• **Required action 1**
In the post about the Stanford conference "Maintaining Hope With PD," who sat next to the writer on the patient panel?
• **Required action 2**
Continue the post about the Stanford conference and the poetry reading, starting after the last line shown of the poem "Rainbows Must Be Chased."

• **Text block**
%%

Last Saturday, Stanford put on a conference called "Maintaining Hope With PD" I was on a panel of patients. Next to me was Davis Phinney, former bike star. I enjoyed participating on the panel. Afterwards, a woman came up to talk to me and to ask if I would read some of my poetry at a poetry reading group that meets once/month. I've followed up. It's a retirement housing community. I'm going to read just 2 poems (which will be good practice for reading out loud --perhaps I'll get up the nerve to attend San Jose Poetry Society).
Here are the poems that I'm choosing from to read:
Rainbows Must Be Chased
Catch not my fall for I stand tall.
Call out with smiles of warmth and light.
Rope not large knots from judgment caught
to pull down scaffolds not quite right.
I will chase rainbows, colors bold.
Banish cold with dreams untold.
Seek highest peaks; avoid all beaks.
Fly, crash, it matters not I hold.

%%

• **Records from a dataset**
%%

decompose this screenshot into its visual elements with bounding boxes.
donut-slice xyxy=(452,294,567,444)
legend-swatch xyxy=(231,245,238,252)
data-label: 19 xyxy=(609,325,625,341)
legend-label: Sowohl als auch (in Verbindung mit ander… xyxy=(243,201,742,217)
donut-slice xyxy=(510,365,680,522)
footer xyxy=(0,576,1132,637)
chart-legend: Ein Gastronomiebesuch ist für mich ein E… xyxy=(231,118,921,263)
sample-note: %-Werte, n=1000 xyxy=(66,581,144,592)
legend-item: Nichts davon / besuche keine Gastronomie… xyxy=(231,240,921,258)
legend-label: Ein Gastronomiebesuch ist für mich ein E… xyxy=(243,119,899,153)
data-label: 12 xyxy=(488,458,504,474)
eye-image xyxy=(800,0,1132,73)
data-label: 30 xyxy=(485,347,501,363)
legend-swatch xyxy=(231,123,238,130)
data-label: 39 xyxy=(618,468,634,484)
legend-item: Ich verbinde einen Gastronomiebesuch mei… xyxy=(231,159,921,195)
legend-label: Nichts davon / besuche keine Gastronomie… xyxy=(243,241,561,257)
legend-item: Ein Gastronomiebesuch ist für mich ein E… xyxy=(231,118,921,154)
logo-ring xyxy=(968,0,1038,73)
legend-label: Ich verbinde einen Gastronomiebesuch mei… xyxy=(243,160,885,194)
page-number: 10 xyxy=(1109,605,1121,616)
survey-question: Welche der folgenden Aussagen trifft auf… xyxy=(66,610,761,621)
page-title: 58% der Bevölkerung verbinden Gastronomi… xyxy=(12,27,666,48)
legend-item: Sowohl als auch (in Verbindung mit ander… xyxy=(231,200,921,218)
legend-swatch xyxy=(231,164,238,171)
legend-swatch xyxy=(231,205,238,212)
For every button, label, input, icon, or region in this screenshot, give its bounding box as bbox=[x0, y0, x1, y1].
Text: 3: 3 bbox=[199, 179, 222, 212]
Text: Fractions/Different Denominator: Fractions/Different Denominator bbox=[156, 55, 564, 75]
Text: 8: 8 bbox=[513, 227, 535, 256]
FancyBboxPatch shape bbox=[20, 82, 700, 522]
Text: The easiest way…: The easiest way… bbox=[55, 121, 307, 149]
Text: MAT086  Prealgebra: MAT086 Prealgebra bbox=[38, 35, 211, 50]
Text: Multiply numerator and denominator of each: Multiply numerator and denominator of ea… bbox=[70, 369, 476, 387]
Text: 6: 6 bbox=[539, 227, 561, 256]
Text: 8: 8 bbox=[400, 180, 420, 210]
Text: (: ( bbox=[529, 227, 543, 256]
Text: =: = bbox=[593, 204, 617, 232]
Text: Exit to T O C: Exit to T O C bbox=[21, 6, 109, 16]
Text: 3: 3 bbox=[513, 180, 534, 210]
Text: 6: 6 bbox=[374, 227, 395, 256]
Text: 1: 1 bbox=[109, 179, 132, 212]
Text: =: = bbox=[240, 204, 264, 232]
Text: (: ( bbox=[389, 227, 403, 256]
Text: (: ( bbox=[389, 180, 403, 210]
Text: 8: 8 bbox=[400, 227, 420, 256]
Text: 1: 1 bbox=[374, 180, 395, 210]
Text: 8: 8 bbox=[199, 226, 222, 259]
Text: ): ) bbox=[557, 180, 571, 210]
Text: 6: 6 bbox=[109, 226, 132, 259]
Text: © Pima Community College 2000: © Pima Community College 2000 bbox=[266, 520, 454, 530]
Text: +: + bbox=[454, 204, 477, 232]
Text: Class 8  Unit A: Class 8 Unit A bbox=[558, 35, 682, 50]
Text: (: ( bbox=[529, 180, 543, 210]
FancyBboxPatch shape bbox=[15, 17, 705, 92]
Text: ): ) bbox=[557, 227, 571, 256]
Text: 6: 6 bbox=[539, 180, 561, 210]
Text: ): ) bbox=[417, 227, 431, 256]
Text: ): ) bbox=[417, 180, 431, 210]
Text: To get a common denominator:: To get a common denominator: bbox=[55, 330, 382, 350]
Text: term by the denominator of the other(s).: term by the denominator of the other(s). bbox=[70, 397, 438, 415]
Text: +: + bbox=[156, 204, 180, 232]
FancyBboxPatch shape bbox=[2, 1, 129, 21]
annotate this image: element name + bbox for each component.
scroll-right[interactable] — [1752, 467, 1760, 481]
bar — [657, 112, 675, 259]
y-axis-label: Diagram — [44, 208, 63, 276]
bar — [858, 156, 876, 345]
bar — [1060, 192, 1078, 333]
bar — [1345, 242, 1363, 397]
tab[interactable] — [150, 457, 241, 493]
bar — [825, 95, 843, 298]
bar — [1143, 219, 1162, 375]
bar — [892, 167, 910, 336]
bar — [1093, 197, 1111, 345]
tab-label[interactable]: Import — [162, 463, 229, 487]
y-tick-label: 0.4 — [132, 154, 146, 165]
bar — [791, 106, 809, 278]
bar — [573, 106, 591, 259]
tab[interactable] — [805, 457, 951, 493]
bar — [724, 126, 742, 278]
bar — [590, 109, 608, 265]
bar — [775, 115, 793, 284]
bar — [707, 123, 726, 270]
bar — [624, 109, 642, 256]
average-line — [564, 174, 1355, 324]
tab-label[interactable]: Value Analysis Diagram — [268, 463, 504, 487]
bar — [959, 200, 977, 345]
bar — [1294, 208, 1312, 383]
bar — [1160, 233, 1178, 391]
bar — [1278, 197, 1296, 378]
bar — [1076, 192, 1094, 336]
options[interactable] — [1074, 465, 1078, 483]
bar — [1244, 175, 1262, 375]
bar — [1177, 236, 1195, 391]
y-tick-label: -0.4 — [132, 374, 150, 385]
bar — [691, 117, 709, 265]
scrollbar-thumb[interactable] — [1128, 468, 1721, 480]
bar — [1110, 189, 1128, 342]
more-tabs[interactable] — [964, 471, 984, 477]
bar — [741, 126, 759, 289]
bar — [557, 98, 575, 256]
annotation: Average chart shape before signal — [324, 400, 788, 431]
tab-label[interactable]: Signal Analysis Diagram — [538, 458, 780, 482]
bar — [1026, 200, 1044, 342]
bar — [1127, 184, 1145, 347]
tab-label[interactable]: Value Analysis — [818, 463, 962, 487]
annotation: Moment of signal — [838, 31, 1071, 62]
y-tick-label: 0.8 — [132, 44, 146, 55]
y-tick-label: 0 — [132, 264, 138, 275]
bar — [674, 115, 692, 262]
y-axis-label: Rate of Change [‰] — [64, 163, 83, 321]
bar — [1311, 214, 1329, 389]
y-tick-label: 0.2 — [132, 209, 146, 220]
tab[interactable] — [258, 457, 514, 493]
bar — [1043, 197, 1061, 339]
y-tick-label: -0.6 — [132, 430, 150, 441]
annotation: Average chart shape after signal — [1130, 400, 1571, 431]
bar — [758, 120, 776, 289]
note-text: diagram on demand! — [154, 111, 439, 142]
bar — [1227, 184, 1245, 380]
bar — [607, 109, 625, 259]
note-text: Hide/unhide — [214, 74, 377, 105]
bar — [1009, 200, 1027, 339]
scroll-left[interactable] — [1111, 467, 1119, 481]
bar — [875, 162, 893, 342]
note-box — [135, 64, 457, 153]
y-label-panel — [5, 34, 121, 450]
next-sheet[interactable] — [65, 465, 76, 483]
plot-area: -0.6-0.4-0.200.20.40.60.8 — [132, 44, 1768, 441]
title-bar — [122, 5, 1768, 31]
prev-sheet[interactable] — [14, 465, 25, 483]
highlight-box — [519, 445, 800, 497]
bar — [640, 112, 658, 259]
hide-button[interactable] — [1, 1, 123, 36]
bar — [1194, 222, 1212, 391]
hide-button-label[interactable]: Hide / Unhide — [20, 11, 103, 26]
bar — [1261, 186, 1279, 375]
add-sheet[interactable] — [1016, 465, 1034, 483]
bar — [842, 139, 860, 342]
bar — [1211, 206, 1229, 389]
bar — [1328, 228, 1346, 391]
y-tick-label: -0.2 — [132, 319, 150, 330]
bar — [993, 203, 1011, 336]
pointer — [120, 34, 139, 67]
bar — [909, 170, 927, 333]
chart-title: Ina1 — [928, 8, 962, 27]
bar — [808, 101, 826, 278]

%%

• **Your response 1**
Davis Phinney, a former bike star.

• **Your response 2**
To wish is bliss; to try divine.
The right is mine to just persist.
Release the ladders, let me fall.
In mud or sky, I must insist.
I will endure, of that I'm sure
it is my journey and my cure.
Marathon
Decay's process cannot be stopped.
In dark shadows of age, watch illness burn
all signs of pink that we treasure.
We become a residue of memory.
Ravaged, by the weight of the thought
we seek a path of the heart
lit by fire that burns within,
the will to endure anything,
a power to persist.
A marathon holds a promise of pain,
a challenge built upon reason, a test
for mind and body; a sacrifice
a vow of suffering in the name of hope.
A marriage of preparation and outcome,
of cooperation of heart with mind,
it is emergence from a cave,
the acceptance of help.
Is is a war against defeat
the making of a miracle.
Others to follow in next post.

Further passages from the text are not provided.